TASK TO COMPLETE: Wherever a line in the data below holds "saat", copy that line.
※ ※ ※
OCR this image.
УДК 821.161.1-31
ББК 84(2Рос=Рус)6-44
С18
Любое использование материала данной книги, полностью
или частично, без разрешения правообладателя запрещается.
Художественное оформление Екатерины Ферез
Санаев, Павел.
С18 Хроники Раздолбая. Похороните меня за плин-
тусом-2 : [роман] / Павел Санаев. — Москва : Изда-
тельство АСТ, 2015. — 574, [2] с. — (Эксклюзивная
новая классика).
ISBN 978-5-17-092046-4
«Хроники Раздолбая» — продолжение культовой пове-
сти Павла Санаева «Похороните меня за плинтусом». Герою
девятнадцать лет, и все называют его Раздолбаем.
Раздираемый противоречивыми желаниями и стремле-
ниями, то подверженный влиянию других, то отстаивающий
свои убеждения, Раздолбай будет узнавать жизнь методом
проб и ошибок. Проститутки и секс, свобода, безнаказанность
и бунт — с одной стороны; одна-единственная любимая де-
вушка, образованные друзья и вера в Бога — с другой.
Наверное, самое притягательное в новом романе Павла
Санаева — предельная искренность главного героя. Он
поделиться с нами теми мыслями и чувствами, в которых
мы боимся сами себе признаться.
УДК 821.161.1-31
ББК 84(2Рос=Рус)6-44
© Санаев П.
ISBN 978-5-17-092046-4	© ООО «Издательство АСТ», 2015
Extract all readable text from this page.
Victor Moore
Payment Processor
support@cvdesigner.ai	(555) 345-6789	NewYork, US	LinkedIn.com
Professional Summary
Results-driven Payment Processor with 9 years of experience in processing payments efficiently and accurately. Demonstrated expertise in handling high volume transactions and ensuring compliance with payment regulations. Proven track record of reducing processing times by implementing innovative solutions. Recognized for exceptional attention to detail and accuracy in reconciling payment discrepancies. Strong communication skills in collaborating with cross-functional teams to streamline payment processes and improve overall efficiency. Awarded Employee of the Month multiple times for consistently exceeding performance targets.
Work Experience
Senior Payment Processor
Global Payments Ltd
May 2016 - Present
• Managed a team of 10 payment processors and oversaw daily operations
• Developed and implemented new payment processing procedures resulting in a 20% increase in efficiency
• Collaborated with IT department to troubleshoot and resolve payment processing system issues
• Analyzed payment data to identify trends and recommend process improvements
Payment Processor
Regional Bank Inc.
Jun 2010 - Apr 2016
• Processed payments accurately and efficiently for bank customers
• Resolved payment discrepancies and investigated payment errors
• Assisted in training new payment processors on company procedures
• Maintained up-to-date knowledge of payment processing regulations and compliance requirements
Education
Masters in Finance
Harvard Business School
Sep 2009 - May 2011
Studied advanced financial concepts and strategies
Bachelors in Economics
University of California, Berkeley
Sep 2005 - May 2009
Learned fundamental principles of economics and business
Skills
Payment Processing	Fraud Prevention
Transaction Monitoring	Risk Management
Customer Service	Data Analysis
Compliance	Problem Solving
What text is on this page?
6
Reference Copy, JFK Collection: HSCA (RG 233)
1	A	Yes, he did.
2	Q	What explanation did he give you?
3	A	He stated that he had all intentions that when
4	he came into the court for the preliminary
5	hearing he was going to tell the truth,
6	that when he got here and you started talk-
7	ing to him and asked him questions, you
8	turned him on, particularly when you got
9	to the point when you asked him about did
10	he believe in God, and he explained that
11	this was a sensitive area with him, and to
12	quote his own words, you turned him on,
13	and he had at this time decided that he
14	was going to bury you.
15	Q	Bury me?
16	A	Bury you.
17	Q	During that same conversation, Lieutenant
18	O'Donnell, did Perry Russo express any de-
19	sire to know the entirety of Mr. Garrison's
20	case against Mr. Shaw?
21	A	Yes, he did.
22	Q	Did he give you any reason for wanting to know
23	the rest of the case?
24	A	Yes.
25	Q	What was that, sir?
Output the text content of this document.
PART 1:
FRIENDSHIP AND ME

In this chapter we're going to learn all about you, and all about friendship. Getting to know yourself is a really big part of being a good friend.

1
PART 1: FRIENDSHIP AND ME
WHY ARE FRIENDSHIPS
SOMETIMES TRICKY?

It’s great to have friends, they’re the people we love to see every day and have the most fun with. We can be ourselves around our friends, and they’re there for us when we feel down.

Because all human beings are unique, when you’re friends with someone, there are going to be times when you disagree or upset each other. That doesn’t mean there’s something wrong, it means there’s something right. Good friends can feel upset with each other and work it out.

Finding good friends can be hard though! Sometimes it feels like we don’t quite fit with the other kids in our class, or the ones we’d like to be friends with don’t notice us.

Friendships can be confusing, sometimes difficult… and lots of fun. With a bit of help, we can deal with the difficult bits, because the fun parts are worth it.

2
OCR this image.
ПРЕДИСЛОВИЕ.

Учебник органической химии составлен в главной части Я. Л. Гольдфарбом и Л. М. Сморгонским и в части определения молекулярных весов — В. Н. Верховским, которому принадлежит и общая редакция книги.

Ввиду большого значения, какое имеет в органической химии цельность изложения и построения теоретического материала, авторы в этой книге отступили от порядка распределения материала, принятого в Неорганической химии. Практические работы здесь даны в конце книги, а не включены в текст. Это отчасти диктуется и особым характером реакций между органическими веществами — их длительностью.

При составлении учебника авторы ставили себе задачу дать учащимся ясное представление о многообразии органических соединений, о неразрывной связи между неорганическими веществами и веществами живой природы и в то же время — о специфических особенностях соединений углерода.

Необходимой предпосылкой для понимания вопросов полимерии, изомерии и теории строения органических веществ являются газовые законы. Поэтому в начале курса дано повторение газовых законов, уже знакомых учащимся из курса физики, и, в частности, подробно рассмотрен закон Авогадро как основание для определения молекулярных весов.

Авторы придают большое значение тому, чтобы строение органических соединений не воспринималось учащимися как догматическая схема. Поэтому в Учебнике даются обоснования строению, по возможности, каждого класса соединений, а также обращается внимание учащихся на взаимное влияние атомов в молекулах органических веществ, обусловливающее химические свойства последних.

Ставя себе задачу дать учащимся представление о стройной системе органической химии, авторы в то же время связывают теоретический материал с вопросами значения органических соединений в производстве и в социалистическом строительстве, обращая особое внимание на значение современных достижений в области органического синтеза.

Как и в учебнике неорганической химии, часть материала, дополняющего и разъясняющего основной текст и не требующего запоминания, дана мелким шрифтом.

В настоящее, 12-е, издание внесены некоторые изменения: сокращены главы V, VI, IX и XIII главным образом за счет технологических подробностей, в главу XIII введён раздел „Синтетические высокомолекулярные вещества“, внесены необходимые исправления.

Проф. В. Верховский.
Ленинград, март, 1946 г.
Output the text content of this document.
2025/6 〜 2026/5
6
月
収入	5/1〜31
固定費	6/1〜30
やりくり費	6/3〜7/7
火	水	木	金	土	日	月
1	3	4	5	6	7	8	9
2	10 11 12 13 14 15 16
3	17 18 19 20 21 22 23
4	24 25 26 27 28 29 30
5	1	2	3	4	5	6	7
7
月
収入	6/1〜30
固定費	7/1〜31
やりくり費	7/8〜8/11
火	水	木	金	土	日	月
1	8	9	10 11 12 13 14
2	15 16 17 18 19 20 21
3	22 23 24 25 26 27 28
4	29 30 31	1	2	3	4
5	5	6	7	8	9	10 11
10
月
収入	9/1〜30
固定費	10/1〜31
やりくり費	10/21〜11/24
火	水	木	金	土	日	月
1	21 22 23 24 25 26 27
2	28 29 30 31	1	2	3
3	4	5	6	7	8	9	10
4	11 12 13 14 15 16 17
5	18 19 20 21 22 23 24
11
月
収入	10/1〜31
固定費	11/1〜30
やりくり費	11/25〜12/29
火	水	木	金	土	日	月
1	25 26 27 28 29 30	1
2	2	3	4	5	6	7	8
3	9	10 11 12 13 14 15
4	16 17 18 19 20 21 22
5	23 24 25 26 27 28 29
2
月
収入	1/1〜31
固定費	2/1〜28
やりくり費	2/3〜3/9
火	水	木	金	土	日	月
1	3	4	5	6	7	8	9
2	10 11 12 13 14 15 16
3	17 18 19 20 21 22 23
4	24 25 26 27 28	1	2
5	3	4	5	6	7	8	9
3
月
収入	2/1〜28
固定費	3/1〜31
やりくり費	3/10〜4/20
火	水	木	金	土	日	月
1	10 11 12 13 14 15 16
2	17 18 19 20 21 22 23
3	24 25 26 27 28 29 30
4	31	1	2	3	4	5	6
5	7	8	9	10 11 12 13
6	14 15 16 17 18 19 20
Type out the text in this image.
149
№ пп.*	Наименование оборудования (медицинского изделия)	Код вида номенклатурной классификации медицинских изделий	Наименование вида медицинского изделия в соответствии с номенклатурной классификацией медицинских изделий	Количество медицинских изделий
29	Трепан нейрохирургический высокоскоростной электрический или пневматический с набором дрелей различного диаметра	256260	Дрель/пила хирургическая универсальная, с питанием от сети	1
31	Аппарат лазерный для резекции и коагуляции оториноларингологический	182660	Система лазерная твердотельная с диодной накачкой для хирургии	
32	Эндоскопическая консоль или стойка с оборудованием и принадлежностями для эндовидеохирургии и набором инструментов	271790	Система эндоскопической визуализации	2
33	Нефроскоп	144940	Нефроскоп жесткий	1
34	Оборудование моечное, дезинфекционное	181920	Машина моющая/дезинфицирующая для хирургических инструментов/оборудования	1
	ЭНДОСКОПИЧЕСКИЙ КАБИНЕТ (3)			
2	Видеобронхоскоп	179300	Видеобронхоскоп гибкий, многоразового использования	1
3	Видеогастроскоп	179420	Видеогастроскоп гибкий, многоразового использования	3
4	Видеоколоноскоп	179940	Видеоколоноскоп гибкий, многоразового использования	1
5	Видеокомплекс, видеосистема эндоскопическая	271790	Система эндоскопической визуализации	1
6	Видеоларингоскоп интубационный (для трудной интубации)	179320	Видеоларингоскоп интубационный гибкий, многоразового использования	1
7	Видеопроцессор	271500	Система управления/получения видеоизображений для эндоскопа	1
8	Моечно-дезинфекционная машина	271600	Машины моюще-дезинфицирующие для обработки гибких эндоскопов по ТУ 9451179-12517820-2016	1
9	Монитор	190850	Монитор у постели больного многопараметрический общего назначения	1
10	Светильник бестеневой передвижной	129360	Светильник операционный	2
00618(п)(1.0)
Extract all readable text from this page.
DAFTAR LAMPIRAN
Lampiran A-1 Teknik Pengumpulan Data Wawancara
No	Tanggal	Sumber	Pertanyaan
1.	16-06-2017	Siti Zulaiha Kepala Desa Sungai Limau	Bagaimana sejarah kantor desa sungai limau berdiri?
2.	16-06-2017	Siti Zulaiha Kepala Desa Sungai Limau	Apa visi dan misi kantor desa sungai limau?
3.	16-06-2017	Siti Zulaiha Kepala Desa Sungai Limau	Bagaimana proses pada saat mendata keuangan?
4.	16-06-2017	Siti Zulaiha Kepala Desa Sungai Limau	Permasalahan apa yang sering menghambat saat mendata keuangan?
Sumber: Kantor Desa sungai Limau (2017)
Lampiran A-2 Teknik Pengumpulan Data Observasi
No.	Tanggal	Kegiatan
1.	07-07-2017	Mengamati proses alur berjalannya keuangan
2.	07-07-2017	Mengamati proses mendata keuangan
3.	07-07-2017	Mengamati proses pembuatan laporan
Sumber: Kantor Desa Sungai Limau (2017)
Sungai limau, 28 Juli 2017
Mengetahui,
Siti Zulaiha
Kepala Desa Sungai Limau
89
※ ※ ※
TASK SOLUTION:
3.	16-06-2017	Siti Zulaiha Kepala Desa Sungai Limau	Bagaimana proses pada saat mendata keuangan?
4.	16-06-2017	Siti Zulaiha Kepala Desa Sungai Limau	Permasalahan apa yang sering menghambat saat mendata keuangan?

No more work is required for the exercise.